** Start DATA PROVIDED **
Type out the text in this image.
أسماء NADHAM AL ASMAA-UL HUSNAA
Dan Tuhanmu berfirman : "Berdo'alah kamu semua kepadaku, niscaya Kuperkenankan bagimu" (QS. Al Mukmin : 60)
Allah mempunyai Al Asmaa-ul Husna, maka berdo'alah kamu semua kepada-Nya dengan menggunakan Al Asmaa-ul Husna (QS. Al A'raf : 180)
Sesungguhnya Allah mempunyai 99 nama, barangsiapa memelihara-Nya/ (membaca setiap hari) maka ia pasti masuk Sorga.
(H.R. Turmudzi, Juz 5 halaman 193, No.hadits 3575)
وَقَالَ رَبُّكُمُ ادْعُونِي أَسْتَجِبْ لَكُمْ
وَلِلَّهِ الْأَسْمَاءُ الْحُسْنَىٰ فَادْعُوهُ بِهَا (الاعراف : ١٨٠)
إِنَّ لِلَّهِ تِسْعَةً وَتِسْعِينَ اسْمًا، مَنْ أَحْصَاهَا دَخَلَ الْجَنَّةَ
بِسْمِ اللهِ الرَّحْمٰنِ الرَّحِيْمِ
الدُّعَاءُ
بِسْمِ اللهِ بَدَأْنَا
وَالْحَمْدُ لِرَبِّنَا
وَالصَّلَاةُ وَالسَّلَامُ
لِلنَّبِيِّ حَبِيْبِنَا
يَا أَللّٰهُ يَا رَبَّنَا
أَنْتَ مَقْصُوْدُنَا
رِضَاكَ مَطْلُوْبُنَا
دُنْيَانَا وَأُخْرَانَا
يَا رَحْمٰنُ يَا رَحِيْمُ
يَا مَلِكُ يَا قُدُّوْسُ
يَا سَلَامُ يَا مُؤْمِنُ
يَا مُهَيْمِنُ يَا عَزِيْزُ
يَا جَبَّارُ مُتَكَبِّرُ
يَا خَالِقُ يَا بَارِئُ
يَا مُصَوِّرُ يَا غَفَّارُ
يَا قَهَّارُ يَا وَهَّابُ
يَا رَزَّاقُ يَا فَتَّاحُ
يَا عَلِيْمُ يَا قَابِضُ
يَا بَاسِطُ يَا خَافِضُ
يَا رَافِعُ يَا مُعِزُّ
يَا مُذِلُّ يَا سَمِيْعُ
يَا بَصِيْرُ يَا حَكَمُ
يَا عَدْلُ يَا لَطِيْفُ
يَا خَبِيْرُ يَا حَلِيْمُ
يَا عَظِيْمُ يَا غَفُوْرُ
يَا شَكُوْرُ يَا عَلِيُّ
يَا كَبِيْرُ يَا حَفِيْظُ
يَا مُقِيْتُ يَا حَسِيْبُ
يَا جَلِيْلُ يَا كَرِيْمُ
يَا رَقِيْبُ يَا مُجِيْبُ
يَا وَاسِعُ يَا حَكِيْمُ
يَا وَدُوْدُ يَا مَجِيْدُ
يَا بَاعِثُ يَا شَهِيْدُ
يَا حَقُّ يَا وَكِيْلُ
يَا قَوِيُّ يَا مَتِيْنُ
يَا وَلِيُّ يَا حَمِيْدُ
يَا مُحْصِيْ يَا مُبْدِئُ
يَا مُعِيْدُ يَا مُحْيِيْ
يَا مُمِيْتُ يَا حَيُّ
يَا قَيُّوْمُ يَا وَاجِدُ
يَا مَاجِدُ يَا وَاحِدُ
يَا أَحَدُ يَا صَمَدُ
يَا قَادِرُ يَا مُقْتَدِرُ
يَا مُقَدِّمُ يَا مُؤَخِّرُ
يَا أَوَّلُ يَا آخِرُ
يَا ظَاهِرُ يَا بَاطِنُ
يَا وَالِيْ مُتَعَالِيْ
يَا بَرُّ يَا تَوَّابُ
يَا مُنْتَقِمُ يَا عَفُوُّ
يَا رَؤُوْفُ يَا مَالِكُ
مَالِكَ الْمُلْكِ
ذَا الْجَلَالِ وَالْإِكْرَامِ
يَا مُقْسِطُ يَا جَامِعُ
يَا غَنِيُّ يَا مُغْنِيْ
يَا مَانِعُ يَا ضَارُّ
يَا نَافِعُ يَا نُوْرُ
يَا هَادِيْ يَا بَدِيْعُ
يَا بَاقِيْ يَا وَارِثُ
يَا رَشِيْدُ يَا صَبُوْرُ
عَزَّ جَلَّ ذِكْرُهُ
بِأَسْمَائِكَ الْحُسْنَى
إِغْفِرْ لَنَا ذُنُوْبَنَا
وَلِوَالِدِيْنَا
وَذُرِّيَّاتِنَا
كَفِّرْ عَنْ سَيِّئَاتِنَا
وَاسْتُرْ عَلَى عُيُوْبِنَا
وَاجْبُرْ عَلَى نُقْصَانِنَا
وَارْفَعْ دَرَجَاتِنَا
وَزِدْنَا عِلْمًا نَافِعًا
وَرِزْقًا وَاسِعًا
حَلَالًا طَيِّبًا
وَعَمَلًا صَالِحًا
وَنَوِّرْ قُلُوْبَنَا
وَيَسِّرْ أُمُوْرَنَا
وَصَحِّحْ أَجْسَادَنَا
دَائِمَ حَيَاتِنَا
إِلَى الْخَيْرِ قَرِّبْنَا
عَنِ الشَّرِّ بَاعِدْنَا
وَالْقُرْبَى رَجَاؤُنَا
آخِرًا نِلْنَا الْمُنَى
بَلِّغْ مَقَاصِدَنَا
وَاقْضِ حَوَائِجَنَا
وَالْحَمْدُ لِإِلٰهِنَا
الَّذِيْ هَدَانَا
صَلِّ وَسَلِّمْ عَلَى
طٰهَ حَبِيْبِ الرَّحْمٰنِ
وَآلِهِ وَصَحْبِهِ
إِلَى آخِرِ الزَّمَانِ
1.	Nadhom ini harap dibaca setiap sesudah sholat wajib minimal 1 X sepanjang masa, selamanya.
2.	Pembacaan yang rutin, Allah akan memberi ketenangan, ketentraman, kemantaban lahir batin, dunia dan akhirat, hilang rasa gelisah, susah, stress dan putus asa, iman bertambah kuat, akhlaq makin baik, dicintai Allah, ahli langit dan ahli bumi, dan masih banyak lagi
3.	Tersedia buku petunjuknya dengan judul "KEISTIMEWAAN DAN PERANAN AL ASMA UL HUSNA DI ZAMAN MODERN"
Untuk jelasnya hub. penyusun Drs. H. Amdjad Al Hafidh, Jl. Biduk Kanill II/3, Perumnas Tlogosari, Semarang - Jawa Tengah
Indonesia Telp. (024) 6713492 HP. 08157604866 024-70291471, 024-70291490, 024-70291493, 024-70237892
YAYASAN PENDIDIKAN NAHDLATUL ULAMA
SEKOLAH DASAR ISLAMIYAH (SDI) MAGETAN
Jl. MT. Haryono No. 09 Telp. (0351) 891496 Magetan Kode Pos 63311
** End DATA PROVIDED **
| TO BE DONE |
Send back all of the entries exactly, with nothing missing.

| THE RESULT |
Type out the text in this image.
أسماء NADHAM AL ASMAA-UL HUSNAA
Dan Tuhanmu berfirman : "Berdo'alah kamu semua kepadaku, niscaya Kuperkenankan bagimu" (QS. Al Mukmin : 60)
Allah mempunyai Al Asmaa-ul Husna, maka berdo'alah kamu semua kepada-Nya dengan menggunakan Al Asmaa-ul Husna (QS. Al A'raf : 180)
Sesungguhnya Allah mempunyai 99 nama, barangsiapa memelihara-Nya/ (membaca setiap hari) maka ia pasti masuk Sorga.
(H.R. Turmudzi, Juz 5 halaman 193, No.hadits 3575)
وَقَالَ رَبُّكُمُ ادْعُونِي أَسْتَجِبْ لَكُمْ
وَلِلَّهِ الْأَسْمَاءُ الْحُسْنَىٰ فَادْعُوهُ بِهَا (الاعراف : ١٨٠)
إِنَّ لِلَّهِ تِسْعَةً وَتِسْعِينَ اسْمًا، مَنْ أَحْصَاهَا دَخَلَ الْجَنَّةَ
بِسْمِ اللهِ الرَّحْمٰنِ الرَّحِيْمِ
الدُّعَاءُ
بِسْمِ اللهِ بَدَأْنَا
وَالْحَمْدُ لِرَبِّنَا
وَالصَّلَاةُ وَالسَّلَامُ
لِلنَّبِيِّ حَبِيْبِنَا
يَا أَللّٰهُ يَا رَبَّنَا
أَنْتَ مَقْصُوْدُنَا
رِضَاكَ مَطْلُوْبُنَا
دُنْيَانَا وَأُخْرَانَا
يَا رَحْمٰنُ يَا رَحِيْمُ
يَا مَلِكُ يَا قُدُّوْسُ
يَا سَلَامُ يَا مُؤْمِنُ
يَا مُهَيْمِنُ يَا عَزِيْزُ
يَا جَبَّارُ مُتَكَبِّرُ
يَا خَالِقُ يَا بَارِئُ
يَا مُصَوِّرُ يَا غَفَّارُ
يَا قَهَّارُ يَا وَهَّابُ
يَا رَزَّاقُ يَا فَتَّاحُ
يَا عَلِيْمُ يَا قَابِضُ
يَا بَاسِطُ يَا خَافِضُ
يَا رَافِعُ يَا مُعِزُّ
يَا مُذِلُّ يَا سَمِيْعُ
يَا بَصِيْرُ يَا حَكَمُ
يَا عَدْلُ يَا لَطِيْفُ
يَا خَبِيْرُ يَا حَلِيْمُ
يَا عَظِيْمُ يَا غَفُوْرُ
يَا شَكُوْرُ يَا عَلِيُّ
يَا كَبِيْرُ يَا حَفِيْظُ
يَا مُقِيْتُ يَا حَسِيْبُ
يَا جَلِيْلُ يَا كَرِيْمُ
يَا رَقِيْبُ يَا مُجِيْبُ
يَا وَاسِعُ يَا حَكِيْمُ
يَا وَدُوْدُ يَا مَجِيْدُ
يَا بَاعِثُ يَا شَهِيْدُ
يَا حَقُّ يَا وَكِيْلُ
يَا قَوِيُّ يَا مَتِيْنُ
يَا وَلِيُّ يَا حَمِيْدُ
يَا مُحْصِيْ يَا مُبْدِئُ
يَا مُعِيْدُ يَا مُحْيِيْ
يَا مُمِيْتُ يَا حَيُّ
يَا قَيُّوْمُ يَا وَاجِدُ
يَا مَاجِدُ يَا وَاحِدُ
يَا أَحَدُ يَا صَمَدُ
يَا قَادِرُ يَا مُقْتَدِرُ
يَا مُقَدِّمُ يَا مُؤَخِّرُ
يَا أَوَّلُ يَا آخِرُ
يَا ظَاهِرُ يَا بَاطِنُ
يَا وَالِيْ مُتَعَالِيْ
يَا بَرُّ يَا تَوَّابُ
يَا مُنْتَقِمُ يَا عَفُوُّ
يَا رَؤُوْفُ يَا مَالِكُ
مَالِكَ الْمُلْكِ
ذَا الْجَلَالِ وَالْإِكْرَامِ
يَا مُقْسِطُ يَا جَامِعُ
يَا غَنِيُّ يَا مُغْنِيْ
يَا مَانِعُ يَا ضَارُّ
يَا نَافِعُ يَا نُوْرُ
يَا هَادِيْ يَا بَدِيْعُ
يَا بَاقِيْ يَا وَارِثُ
يَا رَشِيْدُ يَا صَبُوْرُ
عَزَّ جَلَّ ذِكْرُهُ
بِأَسْمَائِكَ الْحُسْنَى
إِغْفِرْ لَنَا ذُنُوْبَنَا
وَلِوَالِدِيْنَا
وَذُرِّيَّاتِنَا
كَفِّرْ عَنْ سَيِّئَاتِنَا
وَاسْتُرْ عَلَى عُيُوْبِنَا
وَاجْبُرْ عَلَى نُقْصَانِنَا
وَارْفَعْ دَرَجَاتِنَا
وَزِدْنَا عِلْمًا نَافِعًا
وَرِزْقًا وَاسِعًا
حَلَالًا طَيِّبًا
وَعَمَلًا صَالِحًا
وَنَوِّرْ قُلُوْبَنَا
وَيَسِّرْ أُمُوْرَنَا
وَصَحِّحْ أَجْسَادَنَا
دَائِمَ حَيَاتِنَا
إِلَى الْخَيْرِ قَرِّبْنَا
عَنِ الشَّرِّ بَاعِدْنَا
وَالْقُرْبَى رَجَاؤُنَا
آخِرًا نِلْنَا الْمُنَى
بَلِّغْ مَقَاصِدَنَا
وَاقْضِ حَوَائِجَنَا
وَالْحَمْدُ لِإِلٰهِنَا
الَّذِيْ هَدَانَا
صَلِّ وَسَلِّمْ عَلَى
طٰهَ حَبِيْبِ الرَّحْمٰنِ
وَآلِهِ وَصَحْبِهِ
إِلَى آخِرِ الزَّمَانِ
1.	Nadhom ini harap dibaca setiap sesudah sholat wajib minimal 1 X sepanjang masa, selamanya.
2.	Pembacaan yang rutin, Allah akan memberi ketenangan, ketentraman, kemantaban lahir batin, dunia dan akhirat, hilang rasa gelisah, susah, stress dan putus asa, iman bertambah kuat, akhlaq makin baik, dicintai Allah, ahli langit dan ahli bumi, dan masih banyak lagi
3.	Tersedia buku petunjuknya dengan judul "KEISTIMEWAAN DAN PERANAN AL ASMA UL HUSNA DI ZAMAN MODERN"
Untuk jelasnya hub. penyusun Drs. H. Amdjad Al Hafidh, Jl. Biduk Kanill II/3, Perumnas Tlogosari, Semarang - Jawa Tengah
Indonesia Telp. (024) 6713492 HP. 08157604866 024-70291471, 024-70291490, 024-70291493, 024-70237892
YAYASAN PENDIDIKAN NAHDLATUL ULAMA
SEKOLAH DASAR ISLAMIYAH (SDI) MAGETAN
Jl. MT. Haryono No. 09 Telp. (0351) 891496 Magetan Kode Pos 63311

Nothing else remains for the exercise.